▶ WHAT IS BEING ASKED
Transcribe the material in full, exactly as written.

────

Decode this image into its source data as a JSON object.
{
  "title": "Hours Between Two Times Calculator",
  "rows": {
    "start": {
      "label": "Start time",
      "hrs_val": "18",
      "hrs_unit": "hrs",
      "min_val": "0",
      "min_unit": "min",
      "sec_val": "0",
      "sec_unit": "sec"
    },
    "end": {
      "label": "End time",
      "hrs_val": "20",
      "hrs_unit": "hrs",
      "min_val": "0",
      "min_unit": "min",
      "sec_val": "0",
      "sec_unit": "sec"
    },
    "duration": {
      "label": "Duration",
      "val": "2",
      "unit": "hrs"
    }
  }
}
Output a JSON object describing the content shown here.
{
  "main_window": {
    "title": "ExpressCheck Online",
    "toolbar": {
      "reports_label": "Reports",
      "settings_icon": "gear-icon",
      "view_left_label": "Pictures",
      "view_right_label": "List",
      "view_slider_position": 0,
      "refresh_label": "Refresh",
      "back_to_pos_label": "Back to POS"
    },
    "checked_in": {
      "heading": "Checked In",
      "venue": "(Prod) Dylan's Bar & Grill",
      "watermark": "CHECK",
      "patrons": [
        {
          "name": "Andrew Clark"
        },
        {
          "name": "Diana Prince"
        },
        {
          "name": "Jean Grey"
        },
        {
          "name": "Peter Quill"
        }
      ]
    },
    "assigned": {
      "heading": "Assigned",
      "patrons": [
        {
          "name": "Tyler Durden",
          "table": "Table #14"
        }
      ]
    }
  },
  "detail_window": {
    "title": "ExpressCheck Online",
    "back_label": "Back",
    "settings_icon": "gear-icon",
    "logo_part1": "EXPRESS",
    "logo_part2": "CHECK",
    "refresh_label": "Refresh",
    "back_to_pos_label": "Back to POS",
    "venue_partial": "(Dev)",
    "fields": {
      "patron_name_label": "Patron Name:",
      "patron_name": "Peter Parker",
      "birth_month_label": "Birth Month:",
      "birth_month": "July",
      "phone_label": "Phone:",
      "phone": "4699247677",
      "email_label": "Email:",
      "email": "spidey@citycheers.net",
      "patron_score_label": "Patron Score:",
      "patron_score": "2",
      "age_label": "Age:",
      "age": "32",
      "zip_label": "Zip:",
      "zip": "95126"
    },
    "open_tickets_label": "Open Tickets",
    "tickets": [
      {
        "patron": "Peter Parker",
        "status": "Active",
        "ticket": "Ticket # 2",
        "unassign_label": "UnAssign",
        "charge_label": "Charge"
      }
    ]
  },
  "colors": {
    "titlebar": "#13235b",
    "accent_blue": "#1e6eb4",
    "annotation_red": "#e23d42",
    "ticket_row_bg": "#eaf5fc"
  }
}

────

▶ SOLUTION TO THIS EXERCISE
Decode this image into its source data as a JSON object.
{
  "title": "Hours Between Two Times Calculator",
  "rows": {
    "start": {
      "label": "Start time",
      "hrs_val": "18",
      "hrs_unit": "hrs",
      "min_val": "0",
      "min_unit": "min",
      "sec_val": "0",
      "sec_unit": "sec"
    },
    "end": {
      "label": "End time",
      "hrs_val": "20",
      "hrs_unit": "hrs",
      "min_val": "0",
      "min_unit": "min",
      "sec_val": "0",
      "sec_unit": "sec"
    },
    "duration": {
      "label": "Duration",
      "val": "2",
      "unit": "hrs"
    }
  }
}
Output a JSON object describing the content shown here.
{
  "main_window": {
    "title": "ExpressCheck Online",
    "toolbar": {
      "reports_label": "Reports",
      "settings_icon": "gear-icon",
      "view_left_label": "Pictures",
      "view_right_label": "List",
      "view_slider_position": 0,
      "refresh_label": "Refresh",
      "back_to_pos_label": "Back to POS"
    },
    "checked_in": {
      "heading": "Checked In",
      "venue": "(Prod) Dylan's Bar & Grill",
      "watermark": "CHECK",
      "patrons": [
        {
          "name": "Andrew Clark"
        },
        {
          "name": "Diana Prince"
        },
        {
          "name": "Jean Grey"
        },
        {
          "name": "Peter Quill"
        }
      ]
    },
    "assigned": {
      "heading": "Assigned",
      "patrons": [
        {
          "name": "Tyler Durden",
          "table": "Table #14"
        }
      ]
    }
  },
  "detail_window": {
    "title": "ExpressCheck Online",
    "back_label": "Back",
    "settings_icon": "gear-icon",
    "logo_part1": "EXPRESS",
    "logo_part2": "CHECK",
    "refresh_label": "Refresh",
    "back_to_pos_label": "Back to POS",
    "venue_partial": "(Dev)",
    "fields": {
      "patron_name_label": "Patron Name:",
      "patron_name": "Peter Parker",
      "birth_month_label": "Birth Month:",
      "birth_month": "July",
      "phone_label": "Phone:",
      "phone": "4699247677",
      "email_label": "Email:",
      "email": "spidey@citycheers.net",
      "patron_score_label": "Patron Score:",
      "patron_score": "2",
      "age_label": "Age:",
      "age": "32",
      "zip_label": "Zip:",
      "zip": "95126"
    },
    "open_tickets_label": "Open Tickets",
    "tickets": [
      {
        "patron": "Peter Parker",
        "status": "Active",
        "ticket": "Ticket # 2",
        "unassign_label": "UnAssign",
        "charge_label": "Charge"
      }
    ]
  },
  "colors": {
    "titlebar": "#13235b",
    "accent_blue": "#1e6eb4",
    "annotation_red": "#e23d42",
    "ticket_row_bg": "#eaf5fc"
  }
}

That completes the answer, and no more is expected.